Figure contents as structured data
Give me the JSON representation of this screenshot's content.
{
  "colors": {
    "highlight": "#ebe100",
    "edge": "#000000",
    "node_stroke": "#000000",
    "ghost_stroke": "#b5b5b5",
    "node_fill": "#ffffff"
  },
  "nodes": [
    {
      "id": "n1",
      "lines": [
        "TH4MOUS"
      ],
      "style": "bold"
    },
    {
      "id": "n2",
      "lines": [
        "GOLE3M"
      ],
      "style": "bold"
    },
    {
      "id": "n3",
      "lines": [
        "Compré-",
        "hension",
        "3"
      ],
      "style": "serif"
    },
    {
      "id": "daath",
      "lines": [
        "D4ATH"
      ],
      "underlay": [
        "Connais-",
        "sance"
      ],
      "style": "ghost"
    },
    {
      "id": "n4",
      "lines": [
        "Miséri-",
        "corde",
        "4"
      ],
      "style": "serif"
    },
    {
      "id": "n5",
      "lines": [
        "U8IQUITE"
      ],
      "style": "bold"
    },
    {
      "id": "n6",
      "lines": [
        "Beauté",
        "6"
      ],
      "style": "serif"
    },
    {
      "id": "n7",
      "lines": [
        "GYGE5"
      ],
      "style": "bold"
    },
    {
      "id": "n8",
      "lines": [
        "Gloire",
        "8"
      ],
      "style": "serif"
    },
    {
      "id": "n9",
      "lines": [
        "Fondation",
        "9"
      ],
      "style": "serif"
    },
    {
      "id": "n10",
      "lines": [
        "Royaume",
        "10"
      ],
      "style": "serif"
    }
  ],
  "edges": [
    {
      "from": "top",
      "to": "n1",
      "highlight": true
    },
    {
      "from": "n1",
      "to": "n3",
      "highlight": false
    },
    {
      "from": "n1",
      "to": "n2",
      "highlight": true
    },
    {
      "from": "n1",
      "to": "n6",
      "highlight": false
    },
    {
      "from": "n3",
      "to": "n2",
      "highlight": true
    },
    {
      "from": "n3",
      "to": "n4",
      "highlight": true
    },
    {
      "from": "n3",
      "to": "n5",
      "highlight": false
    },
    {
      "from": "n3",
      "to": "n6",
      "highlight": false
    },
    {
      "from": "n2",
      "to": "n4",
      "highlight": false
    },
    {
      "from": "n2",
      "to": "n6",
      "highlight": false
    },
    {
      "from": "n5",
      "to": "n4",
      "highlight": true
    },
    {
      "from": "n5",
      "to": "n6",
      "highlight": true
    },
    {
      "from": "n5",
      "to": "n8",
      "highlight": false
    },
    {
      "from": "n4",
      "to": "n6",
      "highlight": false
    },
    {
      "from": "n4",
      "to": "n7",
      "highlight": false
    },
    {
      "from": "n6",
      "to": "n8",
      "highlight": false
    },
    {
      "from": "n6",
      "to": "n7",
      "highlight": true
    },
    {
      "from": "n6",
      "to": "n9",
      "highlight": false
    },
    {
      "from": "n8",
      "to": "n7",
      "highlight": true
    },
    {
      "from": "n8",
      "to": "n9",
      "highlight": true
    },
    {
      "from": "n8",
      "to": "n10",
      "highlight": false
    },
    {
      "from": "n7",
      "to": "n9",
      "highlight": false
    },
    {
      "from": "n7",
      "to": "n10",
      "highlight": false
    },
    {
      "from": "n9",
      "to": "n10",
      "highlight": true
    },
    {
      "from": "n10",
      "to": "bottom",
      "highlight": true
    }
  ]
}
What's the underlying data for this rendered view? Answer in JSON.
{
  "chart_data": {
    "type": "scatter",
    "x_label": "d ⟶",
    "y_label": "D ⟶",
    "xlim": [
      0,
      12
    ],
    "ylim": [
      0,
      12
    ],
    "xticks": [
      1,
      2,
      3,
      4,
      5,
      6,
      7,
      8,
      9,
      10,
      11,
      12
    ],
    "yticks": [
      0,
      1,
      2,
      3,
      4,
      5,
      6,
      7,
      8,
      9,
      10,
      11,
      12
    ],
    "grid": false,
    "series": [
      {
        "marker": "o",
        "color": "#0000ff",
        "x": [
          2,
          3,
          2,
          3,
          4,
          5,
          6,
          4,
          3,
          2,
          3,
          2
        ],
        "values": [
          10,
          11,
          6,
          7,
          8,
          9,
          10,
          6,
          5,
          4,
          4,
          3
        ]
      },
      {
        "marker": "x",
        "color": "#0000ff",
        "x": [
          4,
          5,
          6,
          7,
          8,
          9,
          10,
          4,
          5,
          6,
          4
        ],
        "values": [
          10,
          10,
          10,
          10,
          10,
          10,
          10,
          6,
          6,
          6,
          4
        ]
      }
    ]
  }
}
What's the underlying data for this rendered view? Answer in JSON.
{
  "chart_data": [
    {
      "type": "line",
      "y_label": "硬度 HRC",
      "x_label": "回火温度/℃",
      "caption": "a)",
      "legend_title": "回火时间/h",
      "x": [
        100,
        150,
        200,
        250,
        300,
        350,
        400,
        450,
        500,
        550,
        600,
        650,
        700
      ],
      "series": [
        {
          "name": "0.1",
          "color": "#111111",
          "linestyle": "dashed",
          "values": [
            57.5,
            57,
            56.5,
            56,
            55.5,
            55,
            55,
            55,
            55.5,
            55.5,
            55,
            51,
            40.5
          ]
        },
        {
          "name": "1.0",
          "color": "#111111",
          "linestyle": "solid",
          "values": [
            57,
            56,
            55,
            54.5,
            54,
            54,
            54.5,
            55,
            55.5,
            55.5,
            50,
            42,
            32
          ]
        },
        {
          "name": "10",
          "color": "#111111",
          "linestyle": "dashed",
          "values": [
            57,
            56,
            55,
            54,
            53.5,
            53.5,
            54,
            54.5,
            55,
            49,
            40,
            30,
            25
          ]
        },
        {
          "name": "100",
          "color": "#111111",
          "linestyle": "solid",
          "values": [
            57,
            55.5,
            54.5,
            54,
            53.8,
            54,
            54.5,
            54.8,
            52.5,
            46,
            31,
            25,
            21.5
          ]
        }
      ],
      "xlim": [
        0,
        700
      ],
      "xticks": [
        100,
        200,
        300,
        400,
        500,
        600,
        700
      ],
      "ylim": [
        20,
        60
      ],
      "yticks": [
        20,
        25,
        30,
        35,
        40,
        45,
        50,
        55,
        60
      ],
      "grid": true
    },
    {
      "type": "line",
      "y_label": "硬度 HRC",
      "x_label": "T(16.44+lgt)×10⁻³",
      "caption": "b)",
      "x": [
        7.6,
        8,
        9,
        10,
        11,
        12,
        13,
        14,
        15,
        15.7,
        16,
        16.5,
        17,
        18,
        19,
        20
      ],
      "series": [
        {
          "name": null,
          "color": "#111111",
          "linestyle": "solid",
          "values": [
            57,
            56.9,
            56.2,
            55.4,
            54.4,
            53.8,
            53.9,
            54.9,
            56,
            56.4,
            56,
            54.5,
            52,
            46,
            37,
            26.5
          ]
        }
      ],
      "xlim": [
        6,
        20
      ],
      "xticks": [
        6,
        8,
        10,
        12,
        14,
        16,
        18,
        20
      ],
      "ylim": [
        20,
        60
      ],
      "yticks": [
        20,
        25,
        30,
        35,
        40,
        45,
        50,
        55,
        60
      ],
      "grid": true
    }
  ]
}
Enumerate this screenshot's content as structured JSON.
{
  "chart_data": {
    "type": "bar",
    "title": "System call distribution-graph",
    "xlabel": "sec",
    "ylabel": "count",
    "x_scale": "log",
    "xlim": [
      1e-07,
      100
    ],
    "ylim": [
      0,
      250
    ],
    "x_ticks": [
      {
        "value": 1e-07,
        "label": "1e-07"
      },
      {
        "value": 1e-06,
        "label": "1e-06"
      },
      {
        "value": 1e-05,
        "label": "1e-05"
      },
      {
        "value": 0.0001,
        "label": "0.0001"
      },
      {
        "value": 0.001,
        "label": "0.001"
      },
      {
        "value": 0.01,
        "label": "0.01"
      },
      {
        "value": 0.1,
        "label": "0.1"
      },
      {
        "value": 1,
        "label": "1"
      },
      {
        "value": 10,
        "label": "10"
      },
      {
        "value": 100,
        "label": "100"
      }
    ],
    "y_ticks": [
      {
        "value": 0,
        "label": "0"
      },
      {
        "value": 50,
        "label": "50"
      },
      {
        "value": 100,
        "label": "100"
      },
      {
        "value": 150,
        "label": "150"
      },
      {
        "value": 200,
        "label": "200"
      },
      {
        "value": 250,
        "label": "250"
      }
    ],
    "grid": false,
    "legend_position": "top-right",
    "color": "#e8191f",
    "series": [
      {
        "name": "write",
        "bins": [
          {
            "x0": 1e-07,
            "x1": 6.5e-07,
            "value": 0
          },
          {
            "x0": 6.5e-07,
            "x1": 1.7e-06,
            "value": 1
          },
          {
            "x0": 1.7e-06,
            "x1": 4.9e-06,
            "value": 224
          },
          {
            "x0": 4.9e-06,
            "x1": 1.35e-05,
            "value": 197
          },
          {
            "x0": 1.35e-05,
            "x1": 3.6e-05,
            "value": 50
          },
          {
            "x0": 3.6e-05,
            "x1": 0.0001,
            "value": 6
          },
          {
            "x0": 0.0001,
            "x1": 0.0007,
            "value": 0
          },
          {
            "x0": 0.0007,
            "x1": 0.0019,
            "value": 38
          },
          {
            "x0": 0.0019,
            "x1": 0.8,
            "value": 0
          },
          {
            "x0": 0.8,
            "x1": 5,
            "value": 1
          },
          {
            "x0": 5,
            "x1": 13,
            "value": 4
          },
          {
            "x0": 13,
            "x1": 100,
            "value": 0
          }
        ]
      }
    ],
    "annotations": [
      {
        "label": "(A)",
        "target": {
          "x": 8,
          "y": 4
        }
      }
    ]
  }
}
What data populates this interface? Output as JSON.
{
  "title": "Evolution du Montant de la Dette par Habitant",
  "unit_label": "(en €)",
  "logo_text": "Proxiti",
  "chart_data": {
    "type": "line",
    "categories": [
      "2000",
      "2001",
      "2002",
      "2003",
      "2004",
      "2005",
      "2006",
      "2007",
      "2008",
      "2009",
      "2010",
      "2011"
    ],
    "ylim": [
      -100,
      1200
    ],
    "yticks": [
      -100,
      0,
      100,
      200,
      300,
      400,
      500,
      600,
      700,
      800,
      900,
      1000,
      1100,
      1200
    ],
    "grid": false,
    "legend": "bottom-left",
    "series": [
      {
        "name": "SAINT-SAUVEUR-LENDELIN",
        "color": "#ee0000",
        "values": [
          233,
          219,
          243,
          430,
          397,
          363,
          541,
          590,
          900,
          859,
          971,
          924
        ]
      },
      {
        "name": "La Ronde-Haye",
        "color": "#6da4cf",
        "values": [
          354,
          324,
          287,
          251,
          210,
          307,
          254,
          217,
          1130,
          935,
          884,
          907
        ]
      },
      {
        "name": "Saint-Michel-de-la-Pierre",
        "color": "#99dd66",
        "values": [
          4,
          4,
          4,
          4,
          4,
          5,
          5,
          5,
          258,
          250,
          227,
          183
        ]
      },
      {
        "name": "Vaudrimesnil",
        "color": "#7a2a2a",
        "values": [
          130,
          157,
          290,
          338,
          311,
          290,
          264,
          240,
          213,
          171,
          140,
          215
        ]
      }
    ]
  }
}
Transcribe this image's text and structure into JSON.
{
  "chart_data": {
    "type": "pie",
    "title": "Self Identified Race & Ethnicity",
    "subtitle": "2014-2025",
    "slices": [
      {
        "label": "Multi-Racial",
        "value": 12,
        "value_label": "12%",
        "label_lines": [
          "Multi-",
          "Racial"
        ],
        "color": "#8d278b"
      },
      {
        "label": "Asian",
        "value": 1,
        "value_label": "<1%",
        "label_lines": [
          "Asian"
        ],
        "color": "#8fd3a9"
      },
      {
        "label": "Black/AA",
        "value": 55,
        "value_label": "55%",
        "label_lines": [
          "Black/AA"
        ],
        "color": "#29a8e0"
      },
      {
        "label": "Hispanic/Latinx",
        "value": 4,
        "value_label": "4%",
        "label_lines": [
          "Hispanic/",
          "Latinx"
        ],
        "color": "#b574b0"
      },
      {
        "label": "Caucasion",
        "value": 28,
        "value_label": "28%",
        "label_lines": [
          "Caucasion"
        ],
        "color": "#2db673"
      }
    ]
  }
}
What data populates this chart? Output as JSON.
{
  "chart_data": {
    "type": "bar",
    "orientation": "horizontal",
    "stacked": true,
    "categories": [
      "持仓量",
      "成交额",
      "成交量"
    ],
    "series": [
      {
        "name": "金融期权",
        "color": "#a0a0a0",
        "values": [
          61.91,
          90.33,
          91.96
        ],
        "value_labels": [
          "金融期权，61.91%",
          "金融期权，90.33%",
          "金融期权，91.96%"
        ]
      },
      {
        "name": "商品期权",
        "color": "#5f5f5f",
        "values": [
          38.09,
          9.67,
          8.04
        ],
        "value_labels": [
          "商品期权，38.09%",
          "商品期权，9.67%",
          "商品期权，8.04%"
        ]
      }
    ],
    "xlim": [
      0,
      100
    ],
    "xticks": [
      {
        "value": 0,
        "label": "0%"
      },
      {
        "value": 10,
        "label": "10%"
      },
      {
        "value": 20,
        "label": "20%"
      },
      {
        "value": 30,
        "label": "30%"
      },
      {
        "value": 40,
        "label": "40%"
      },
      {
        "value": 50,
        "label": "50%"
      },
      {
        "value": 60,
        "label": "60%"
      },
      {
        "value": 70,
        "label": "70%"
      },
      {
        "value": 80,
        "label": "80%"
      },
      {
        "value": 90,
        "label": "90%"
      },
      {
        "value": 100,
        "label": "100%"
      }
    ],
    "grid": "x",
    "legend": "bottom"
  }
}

> Your task:
Of all the lines above, how many contain the word "bottom"? Give the number and nothing else.

> Finished task:
3